→ TEXT SECTION
○ ○ ○ ○

= Yervant Gobelyan =

Armenian poet, writer and journalist (1923–2010)

Yervant Gobelyan (Երուանդ Կոպէլեան, November 10, 1923 in Istanbul, Turkey - December 15, 2010 in Istanbul, Turkey) was a Turkish poet and writer of Armenian ethnicity.

== Life ==
Yervant Gobelyan was one of four children born to an Armenian family from Izmit Bardizag (Bahçecik). He was born in Rumeli Hisar, a district of Istanbul, in 1923. He received his primary education at Tateosyan School where he graduated in 1937. He continued his studies at the Armenian Esayan School and having graduated from there, never went to school again. He then became a grocery apprentice, auto mechanic, carpenter, and worked in many jobs. Despite the hardships, he never ceased to write. During the Second World War he served the Turkish army for four years. In the army, he met Haygazun Kalustyan, a well-known Armenian poet. Gobelyan also knew another respected Armenian poet Garbis Cancikyan in Samatya. These three poets regularly met at Taksim at the Eptalofos Coffee Shop where they discussed literature and critiqued one another.

○ ○ ○ ○

[Extracted data entries]
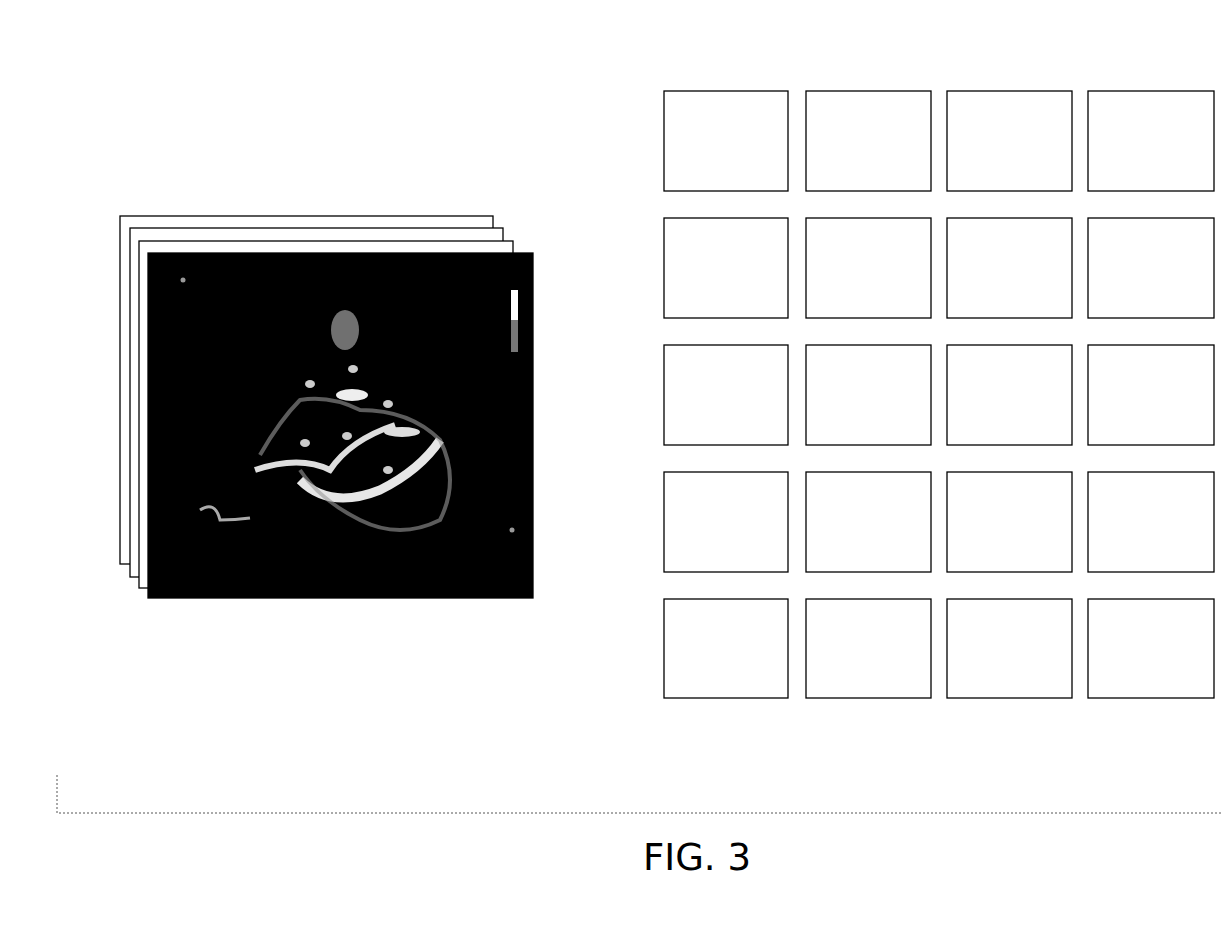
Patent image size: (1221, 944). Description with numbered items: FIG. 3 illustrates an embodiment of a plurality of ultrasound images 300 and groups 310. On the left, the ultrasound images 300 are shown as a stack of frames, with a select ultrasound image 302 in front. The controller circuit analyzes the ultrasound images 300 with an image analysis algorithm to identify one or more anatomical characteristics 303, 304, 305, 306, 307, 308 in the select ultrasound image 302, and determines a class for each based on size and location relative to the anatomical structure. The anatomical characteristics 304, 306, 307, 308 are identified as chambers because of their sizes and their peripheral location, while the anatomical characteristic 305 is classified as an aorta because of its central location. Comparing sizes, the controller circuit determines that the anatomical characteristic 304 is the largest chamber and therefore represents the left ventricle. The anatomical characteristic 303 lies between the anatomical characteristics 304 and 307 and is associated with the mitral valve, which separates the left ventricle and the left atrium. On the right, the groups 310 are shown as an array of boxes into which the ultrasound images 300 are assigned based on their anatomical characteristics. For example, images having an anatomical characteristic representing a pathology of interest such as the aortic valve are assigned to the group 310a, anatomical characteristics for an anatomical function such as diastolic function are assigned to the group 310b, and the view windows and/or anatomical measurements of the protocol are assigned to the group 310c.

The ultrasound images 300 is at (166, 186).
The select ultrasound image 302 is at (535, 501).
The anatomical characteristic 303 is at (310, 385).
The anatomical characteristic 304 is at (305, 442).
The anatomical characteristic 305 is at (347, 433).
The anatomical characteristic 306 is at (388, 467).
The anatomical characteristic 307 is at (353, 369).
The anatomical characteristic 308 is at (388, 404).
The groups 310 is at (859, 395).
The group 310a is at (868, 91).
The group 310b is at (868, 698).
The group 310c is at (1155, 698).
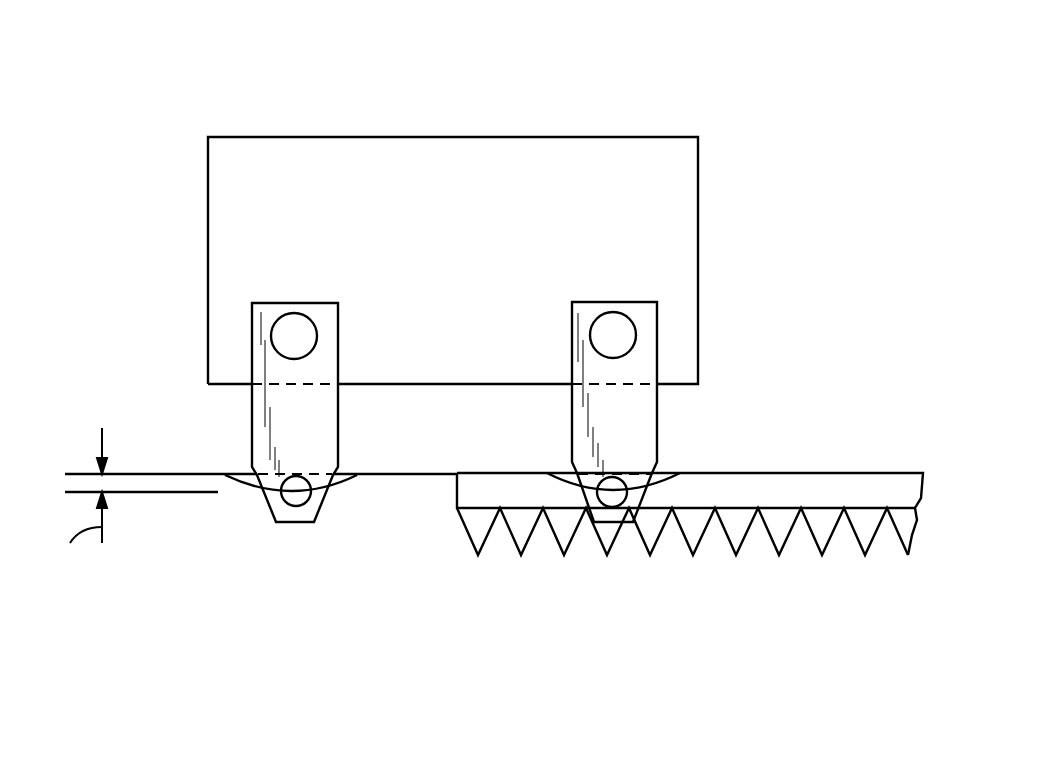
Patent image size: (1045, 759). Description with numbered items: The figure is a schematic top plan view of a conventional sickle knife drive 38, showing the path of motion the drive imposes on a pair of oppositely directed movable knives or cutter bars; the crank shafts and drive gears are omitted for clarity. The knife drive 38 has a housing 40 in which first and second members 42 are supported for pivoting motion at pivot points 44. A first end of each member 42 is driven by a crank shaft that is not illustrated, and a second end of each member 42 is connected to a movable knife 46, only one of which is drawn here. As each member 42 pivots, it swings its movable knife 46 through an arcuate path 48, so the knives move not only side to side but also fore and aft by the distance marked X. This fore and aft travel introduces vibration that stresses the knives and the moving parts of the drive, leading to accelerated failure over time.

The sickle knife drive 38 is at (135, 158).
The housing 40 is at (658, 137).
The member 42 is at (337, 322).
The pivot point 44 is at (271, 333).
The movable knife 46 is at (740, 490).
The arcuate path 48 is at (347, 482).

○ ○ ○ ○

→ TASK 1
According to the biography of Yervant Gobelyan, from which school did he graduate in 1937?
→ TASK 2
Extract every line of the rows that contains the string "knife". Case counts.

→ RESPONSE 1
He graduated from Tateosyan School.

→ RESPONSE 2
Patent image size: (1045, 759). Description with numbered items: The figure is a schematic top plan view of a conventional sickle knife drive 38, showing the path of motion the drive imposes on a pair of oppositely directed movable knives or cutter bars; the crank shafts and drive gears are omitted for clarity. The knife drive 38 has a housing 40 in which first and second members 42 are supported for pivoting motion at pivot points 44. A first end of each member 42 is driven by a crank shaft that is not illustrated, and a second end of each member 42 is connected to a movable knife 46, only one of which is drawn here. As each member 42 pivots, it swings its movable knife 46 through an arcuate path 48, so the knives move not only side to side but also fore and aft by the distance marked X. This fore and aft travel introduces vibration that stresses the knives and the moving parts of the drive, leading to accelerated failure over time.
The sickle knife drive 38 is at (135, 158).
The movable knife 46 is at (740, 490).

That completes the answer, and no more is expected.